(Stored entries)
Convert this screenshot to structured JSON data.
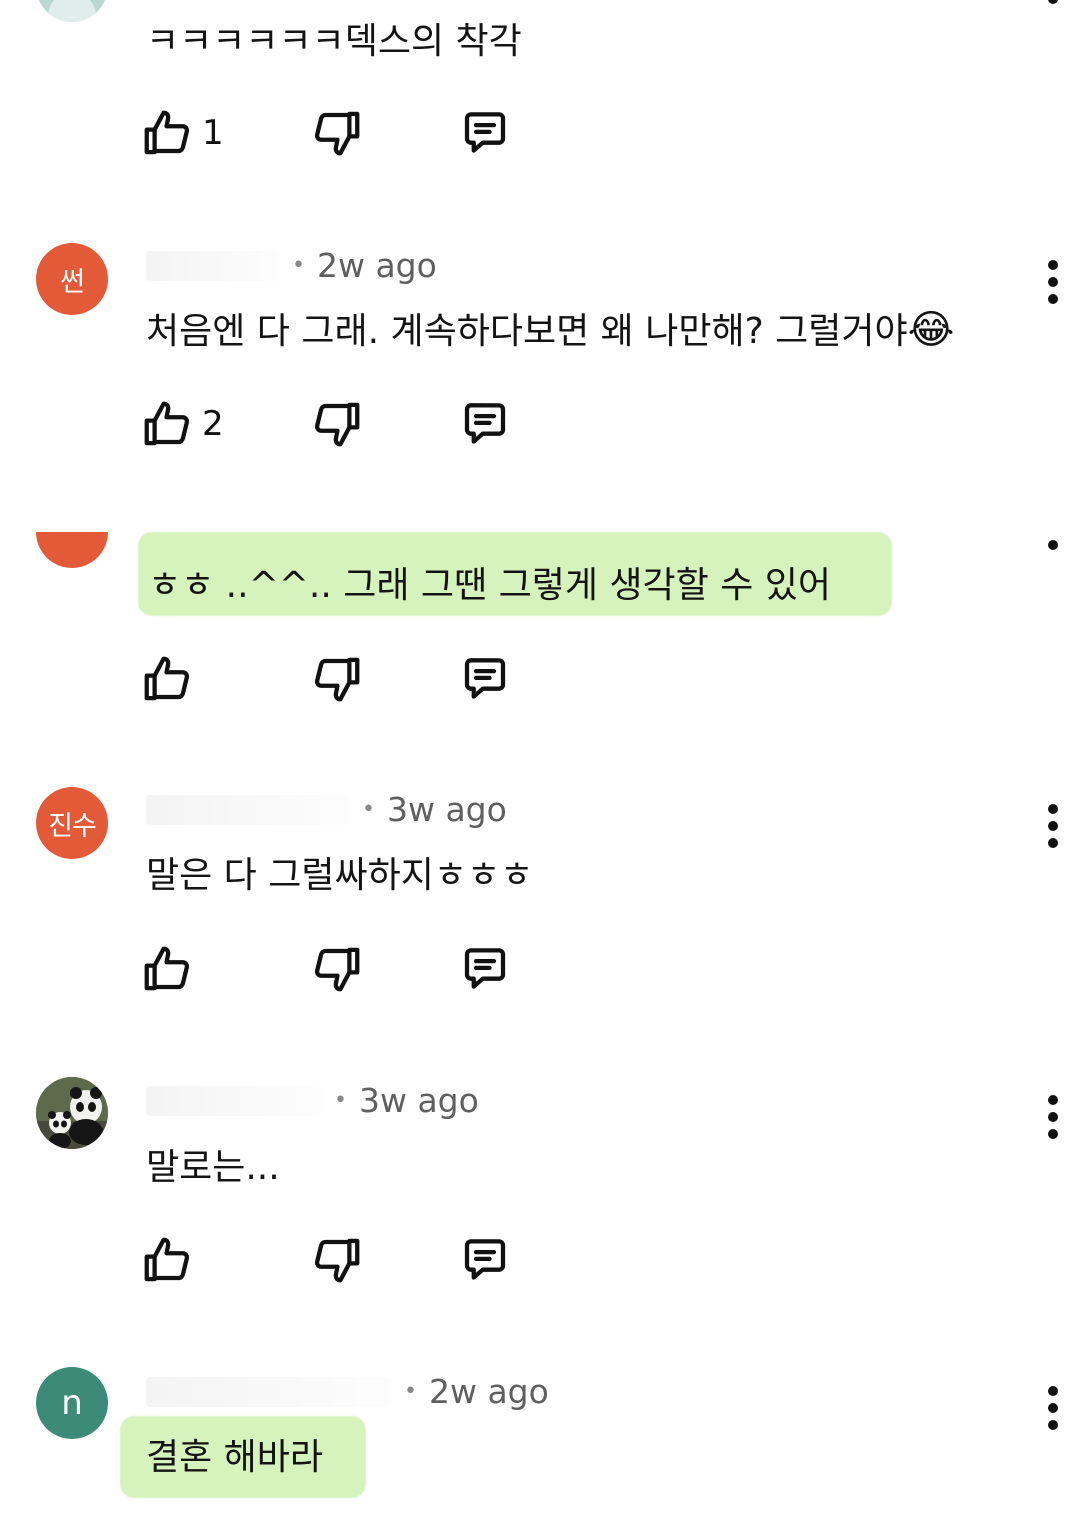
{
  "comments": [
    {
      "avatar": {
        "type": "teal-partial",
        "color": "#b9d8d0"
      },
      "text": "ㅋㅋㅋㅋㅋㅋ덱스의 착각",
      "likes": "1"
    },
    {
      "avatar": {
        "type": "text",
        "label": "썬",
        "color": "#e25a37"
      },
      "time": "2w ago",
      "text": "처음엔 다 그래. 계속하다보면 왜 나만해? 그럴거야",
      "emoji": "😂",
      "likes": "2"
    },
    {
      "avatar": {
        "type": "partial",
        "color": "#e25a37"
      },
      "text": "ㅎㅎ ..^^.. 그래 그땐 그렇게 생각할 수 있어",
      "highlighted": true,
      "likes": ""
    },
    {
      "avatar": {
        "type": "text",
        "label": "진수",
        "color": "#e25a37"
      },
      "time": "3w ago",
      "text": "말은 다 그럴싸하지ㅎㅎㅎ",
      "likes": ""
    },
    {
      "avatar": {
        "type": "image",
        "icon": "panda-photo-icon"
      },
      "time": "3w ago",
      "text": "말로는...",
      "likes": ""
    },
    {
      "avatar": {
        "type": "text",
        "label": "n",
        "color": "#3c8b78"
      },
      "time": "2w ago",
      "text": "결혼 해바라",
      "highlighted": true
    }
  ],
  "icons": {
    "like": "thumbs-up-icon",
    "dislike": "thumbs-down-icon",
    "reply": "reply-icon",
    "more": "more-vertical-icon"
  }
}
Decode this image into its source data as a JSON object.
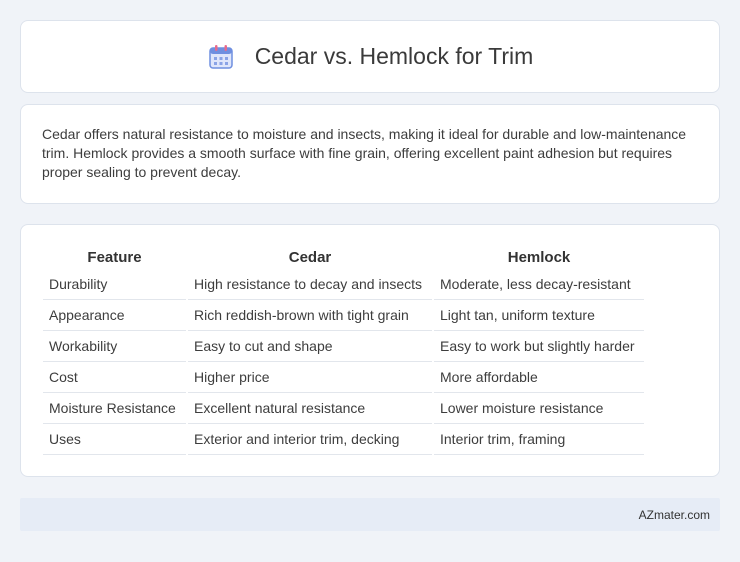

__Work required__.
Your task is to retype all the entries exactly and leave out any pictures.

__Answer__.
Convert this screenshot to structured JSON data.
{
  "comments": [
    {
      "avatar": {
        "type": "teal-partial",
        "color": "#b9d8d0"
      },
      "text": "ㅋㅋㅋㅋㅋㅋ덱스의 착각",
      "likes": "1"
    },
    {
      "avatar": {
        "type": "text",
        "label": "썬",
        "color": "#e25a37"
      },
      "time": "2w ago",
      "text": "처음엔 다 그래. 계속하다보면 왜 나만해? 그럴거야",
      "emoji": "😂",
      "likes": "2"
    },
    {
      "avatar": {
        "type": "partial",
        "color": "#e25a37"
      },
      "text": "ㅎㅎ ..^^.. 그래 그땐 그렇게 생각할 수 있어",
      "highlighted": true,
      "likes": ""
    },
    {
      "avatar": {
        "type": "text",
        "label": "진수",
        "color": "#e25a37"
      },
      "time": "3w ago",
      "text": "말은 다 그럴싸하지ㅎㅎㅎ",
      "likes": ""
    },
    {
      "avatar": {
        "type": "image",
        "icon": "panda-photo-icon"
      },
      "time": "3w ago",
      "text": "말로는...",
      "likes": ""
    },
    {
      "avatar": {
        "type": "text",
        "label": "n",
        "color": "#3c8b78"
      },
      "time": "2w ago",
      "text": "결혼 해바라",
      "highlighted": true
    }
  ],
  "icons": {
    "like": "thumbs-up-icon",
    "dislike": "thumbs-down-icon",
    "reply": "reply-icon",
    "more": "more-vertical-icon"
  }
}
Decode this image into its source data as a JSON object.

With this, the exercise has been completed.